▶ _Passage provided_:
──────
What it feels like to finish a novel

It feels like this: https://twitter.com/DaveSchoools/status/855533732773494785

Fifteen minutes ago, I pressed submit in CreateSpace. For both the book interior and cover files of my novel, Runaway Millionaire.

It's being reviewed by the CreateSpace team and I should be notified in 24 hours if an issue was found.

I've been working on the novel since November 2015. Now that it's finished, it feels like I've had a limb amputated and phantom nerves are still trying to detect stimuli. No more character problems to solve or events to create. 

"I should be working on my novel" is no longer a thought. It's finally done. 

This novel has been the biggest solo-project I've undertaken in my life. In terms of time-spent, nothing compares to this. I've put over a thousand hours into these pages. 

In the beginning, it was easy. Excitement, flow, newness. It's thrilling to see the breadth and thickness of the document materialize. The middle gets a bit dry and busy, but the ending picks back up. After the last sentence, I cried "Huzzah." I've written a book. 

That initial 56k-word manuscript was about 1/20th of the way to completion.

This was my novel-writing journey in rough bullet points:

- initial concept dictated into note on phone on 7-hour car ride

- 5 months of filling in outline in Evernote

- switching to Google Docs, finished draft 1

- shared with friend who suggested the story would be better in 3rd-person over 1st-person POV

- rewrote manuscript

- shared with grandparents who suggested a second plotline following another major character

- manuscript nearly doubled in size

- shared with sister-in-law who suggested plot changes and character twists

- severe editing, character creations and changes

- shared with friends who fact-checked and offered insight into realism

- hired professional editor to do a developmental edit

- rewrote manuscript, taking out and adding in chapters left and right, dejunking and polishing conflicts, character arcs, and dialogue

- shared with wife and first friend to do final proofread

- minor changes

- downloaded trial of Photoshop and designed book cover

- received feedback from /r/writing subreddit and edited book cover

- took manuscript from Google Docs and placed in 5.5" x 8.5" Indesign document

- page-by-page, formatted the 403-page manuscript, with chapters lead-ins, page numbers, italics, section breaks, and copy editing

- created frontmatter and backmatter of book

-uploaded to CreateSpace

-reformatted every single page in Indesign for best fit margins

-final review on CreateSpace

- submitted files

Ask anybody who's published a book, and they'll tell you it's much more work than you expect. I found this to be utterly true.
──────
▶ _Listed entries_:
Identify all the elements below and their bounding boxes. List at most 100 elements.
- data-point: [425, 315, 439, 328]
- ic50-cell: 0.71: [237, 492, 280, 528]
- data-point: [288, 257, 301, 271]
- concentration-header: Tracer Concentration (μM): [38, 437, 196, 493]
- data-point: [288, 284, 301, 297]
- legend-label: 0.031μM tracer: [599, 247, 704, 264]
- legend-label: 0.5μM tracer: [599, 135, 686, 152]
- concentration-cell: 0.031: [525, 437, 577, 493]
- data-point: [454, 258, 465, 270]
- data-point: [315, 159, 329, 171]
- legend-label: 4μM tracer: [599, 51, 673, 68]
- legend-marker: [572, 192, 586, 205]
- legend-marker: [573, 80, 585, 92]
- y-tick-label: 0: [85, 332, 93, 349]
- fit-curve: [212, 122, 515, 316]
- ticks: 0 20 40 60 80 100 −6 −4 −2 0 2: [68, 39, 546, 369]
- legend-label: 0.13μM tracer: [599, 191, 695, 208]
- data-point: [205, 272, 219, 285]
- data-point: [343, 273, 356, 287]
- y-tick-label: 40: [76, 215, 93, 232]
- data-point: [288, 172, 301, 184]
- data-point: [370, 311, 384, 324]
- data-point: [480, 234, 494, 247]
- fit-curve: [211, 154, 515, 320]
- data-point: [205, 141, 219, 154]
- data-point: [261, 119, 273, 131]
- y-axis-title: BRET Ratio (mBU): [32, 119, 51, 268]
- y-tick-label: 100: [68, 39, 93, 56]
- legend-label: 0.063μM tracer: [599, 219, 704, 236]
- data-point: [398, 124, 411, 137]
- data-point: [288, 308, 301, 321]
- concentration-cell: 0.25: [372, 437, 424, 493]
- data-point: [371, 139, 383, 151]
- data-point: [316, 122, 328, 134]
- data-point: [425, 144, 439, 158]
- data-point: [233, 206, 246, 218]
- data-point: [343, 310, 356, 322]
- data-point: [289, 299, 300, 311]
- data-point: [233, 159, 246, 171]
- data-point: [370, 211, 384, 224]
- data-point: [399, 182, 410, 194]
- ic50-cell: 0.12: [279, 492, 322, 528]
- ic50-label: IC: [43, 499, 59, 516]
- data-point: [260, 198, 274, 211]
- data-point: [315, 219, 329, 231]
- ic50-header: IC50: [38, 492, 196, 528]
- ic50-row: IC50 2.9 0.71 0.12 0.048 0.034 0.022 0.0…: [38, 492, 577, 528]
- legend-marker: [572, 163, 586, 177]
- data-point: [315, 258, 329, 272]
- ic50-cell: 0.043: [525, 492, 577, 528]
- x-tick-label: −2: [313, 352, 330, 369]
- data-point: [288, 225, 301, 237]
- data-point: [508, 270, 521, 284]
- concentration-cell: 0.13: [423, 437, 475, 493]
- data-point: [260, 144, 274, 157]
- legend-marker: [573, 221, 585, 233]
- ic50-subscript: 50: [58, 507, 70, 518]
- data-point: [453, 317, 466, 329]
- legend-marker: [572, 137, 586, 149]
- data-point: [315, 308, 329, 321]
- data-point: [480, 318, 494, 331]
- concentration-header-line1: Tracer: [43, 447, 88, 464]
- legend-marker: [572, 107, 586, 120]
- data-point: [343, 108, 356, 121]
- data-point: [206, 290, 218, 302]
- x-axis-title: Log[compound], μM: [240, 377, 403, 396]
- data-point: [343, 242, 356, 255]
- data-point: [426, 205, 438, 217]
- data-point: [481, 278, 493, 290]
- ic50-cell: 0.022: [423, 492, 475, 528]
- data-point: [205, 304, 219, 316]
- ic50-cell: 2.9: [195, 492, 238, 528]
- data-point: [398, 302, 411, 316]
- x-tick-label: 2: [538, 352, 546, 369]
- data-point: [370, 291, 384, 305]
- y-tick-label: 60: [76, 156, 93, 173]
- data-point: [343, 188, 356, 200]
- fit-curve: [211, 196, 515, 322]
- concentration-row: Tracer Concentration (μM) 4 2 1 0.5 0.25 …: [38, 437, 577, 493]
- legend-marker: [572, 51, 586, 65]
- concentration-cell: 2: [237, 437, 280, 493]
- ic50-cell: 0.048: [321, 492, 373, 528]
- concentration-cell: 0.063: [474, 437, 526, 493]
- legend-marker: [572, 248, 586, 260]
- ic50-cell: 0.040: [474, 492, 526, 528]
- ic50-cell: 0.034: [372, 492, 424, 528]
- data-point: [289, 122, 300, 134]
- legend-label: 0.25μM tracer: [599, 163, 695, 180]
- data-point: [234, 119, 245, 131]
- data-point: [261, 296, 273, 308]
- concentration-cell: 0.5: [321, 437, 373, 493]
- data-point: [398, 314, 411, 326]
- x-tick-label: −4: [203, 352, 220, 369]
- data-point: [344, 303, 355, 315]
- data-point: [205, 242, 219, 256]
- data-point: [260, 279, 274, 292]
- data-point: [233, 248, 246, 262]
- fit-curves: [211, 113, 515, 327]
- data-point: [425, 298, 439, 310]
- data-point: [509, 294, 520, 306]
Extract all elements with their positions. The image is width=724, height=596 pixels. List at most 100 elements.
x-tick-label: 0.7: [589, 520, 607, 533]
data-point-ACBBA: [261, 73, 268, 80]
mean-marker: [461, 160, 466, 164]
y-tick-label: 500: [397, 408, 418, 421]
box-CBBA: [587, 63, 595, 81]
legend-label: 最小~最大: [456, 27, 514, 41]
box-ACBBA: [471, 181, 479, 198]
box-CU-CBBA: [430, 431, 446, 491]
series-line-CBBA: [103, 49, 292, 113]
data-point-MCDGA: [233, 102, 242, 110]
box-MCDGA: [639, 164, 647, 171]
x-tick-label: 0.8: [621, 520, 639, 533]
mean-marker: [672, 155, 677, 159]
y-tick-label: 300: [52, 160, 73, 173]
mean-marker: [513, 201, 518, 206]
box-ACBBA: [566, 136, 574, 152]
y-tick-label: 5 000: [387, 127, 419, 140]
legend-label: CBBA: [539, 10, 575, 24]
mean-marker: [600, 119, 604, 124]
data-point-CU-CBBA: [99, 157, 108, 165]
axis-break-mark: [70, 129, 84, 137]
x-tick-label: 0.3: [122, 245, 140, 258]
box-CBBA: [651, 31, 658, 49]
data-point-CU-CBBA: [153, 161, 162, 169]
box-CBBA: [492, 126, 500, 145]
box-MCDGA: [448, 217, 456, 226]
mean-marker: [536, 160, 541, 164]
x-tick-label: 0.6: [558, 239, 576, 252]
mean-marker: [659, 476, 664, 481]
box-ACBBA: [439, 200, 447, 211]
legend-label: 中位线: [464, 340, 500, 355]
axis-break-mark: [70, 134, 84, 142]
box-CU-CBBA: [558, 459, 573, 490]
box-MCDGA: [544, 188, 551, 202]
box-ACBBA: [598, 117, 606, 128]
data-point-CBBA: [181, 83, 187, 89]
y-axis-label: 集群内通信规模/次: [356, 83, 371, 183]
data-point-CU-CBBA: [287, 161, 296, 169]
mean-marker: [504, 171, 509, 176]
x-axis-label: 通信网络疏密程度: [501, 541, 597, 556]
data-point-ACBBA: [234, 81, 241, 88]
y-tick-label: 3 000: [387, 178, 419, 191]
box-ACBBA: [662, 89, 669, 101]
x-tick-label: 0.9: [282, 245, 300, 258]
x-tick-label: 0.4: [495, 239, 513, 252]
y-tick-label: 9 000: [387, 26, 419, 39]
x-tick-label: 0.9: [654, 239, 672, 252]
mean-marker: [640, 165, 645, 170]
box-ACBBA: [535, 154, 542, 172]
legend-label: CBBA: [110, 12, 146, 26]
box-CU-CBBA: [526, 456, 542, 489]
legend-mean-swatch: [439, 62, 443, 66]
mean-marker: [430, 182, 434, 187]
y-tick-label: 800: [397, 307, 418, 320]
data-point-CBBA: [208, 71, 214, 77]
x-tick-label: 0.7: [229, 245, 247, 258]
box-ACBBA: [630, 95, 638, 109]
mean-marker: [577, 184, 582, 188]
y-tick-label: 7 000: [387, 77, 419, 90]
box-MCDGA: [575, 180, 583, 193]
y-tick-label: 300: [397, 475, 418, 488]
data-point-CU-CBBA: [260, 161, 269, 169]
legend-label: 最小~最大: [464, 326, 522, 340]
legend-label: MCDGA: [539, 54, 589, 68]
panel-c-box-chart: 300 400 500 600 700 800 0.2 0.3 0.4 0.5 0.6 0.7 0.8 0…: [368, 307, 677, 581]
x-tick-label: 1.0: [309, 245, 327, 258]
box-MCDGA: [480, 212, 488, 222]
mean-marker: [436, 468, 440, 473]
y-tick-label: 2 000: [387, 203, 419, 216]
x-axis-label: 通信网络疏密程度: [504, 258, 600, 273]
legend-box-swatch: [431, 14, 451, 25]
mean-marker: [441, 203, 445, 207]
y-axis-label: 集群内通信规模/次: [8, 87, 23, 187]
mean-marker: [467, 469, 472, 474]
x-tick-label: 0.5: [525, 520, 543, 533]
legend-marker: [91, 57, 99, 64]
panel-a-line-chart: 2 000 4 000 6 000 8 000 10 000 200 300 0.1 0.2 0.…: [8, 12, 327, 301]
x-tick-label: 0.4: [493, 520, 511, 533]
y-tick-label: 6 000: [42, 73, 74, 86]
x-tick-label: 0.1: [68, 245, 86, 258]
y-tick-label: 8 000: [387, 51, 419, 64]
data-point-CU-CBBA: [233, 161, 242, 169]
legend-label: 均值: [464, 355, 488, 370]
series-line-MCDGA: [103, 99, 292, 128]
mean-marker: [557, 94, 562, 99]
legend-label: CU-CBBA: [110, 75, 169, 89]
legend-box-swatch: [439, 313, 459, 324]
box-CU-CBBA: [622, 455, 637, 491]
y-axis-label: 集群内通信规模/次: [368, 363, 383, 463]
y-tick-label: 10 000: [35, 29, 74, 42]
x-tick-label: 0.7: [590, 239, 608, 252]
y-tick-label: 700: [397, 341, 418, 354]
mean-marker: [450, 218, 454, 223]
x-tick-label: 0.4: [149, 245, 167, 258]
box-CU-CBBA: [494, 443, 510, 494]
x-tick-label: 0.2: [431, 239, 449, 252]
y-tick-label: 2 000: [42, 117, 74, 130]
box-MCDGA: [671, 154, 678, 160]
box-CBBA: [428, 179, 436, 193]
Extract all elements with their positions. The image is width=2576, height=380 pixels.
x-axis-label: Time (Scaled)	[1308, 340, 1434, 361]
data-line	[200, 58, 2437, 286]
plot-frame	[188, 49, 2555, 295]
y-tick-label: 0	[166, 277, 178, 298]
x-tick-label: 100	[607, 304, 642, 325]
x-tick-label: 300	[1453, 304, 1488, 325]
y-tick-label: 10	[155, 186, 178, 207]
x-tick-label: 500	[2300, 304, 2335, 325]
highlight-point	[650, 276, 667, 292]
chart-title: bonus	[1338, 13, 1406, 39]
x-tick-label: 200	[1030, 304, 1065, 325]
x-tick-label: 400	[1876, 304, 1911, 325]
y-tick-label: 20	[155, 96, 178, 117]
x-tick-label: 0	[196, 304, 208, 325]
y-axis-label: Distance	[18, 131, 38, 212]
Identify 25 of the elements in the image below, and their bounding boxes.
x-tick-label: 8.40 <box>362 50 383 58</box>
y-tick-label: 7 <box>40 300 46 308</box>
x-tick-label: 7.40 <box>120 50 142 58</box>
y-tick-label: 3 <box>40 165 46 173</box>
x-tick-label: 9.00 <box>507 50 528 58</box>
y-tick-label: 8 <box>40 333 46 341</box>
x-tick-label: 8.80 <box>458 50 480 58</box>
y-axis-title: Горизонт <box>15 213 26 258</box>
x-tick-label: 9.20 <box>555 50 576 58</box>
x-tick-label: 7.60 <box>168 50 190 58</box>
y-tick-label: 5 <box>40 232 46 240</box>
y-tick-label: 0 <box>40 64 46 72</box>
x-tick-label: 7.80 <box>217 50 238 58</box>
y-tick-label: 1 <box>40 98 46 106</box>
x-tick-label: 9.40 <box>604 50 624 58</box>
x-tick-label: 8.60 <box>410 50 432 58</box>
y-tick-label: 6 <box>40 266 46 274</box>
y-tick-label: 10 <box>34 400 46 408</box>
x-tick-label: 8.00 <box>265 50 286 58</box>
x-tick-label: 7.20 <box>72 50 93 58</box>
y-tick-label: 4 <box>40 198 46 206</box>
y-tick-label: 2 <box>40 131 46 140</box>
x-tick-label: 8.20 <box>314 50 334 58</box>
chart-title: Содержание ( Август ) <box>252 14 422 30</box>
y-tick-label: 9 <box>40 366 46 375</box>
──────
▶ _To do_:
(1) In the post about finishing a novel, what did the friend who read the first draft suggest?
(2) Translate this sentence from the post about finishing a novel into Spanish: "This novel has been the biggest solo-project I've undertaken in my life."
(3) From the post about finishing a novel, return the passage starting with "It's being reviewed" and going on through "events to create.".

▶ _Exercise answers_:
(1) The friend suggested the story would be better in third-person point of view than in first-person.

(2) Esta novela ha sido el proyecto individual más grande que he emprendido en mi vida.

(3)
It's being reviewed by the CreateSpace team and I should be notified in 24 hours if an issue was found.

I've been working on the novel since November 2015. Now that it's finished, it feels like I've had a limb amputated and phantom nerves are still trying to detect stimuli. No more character problems to solve or events to create.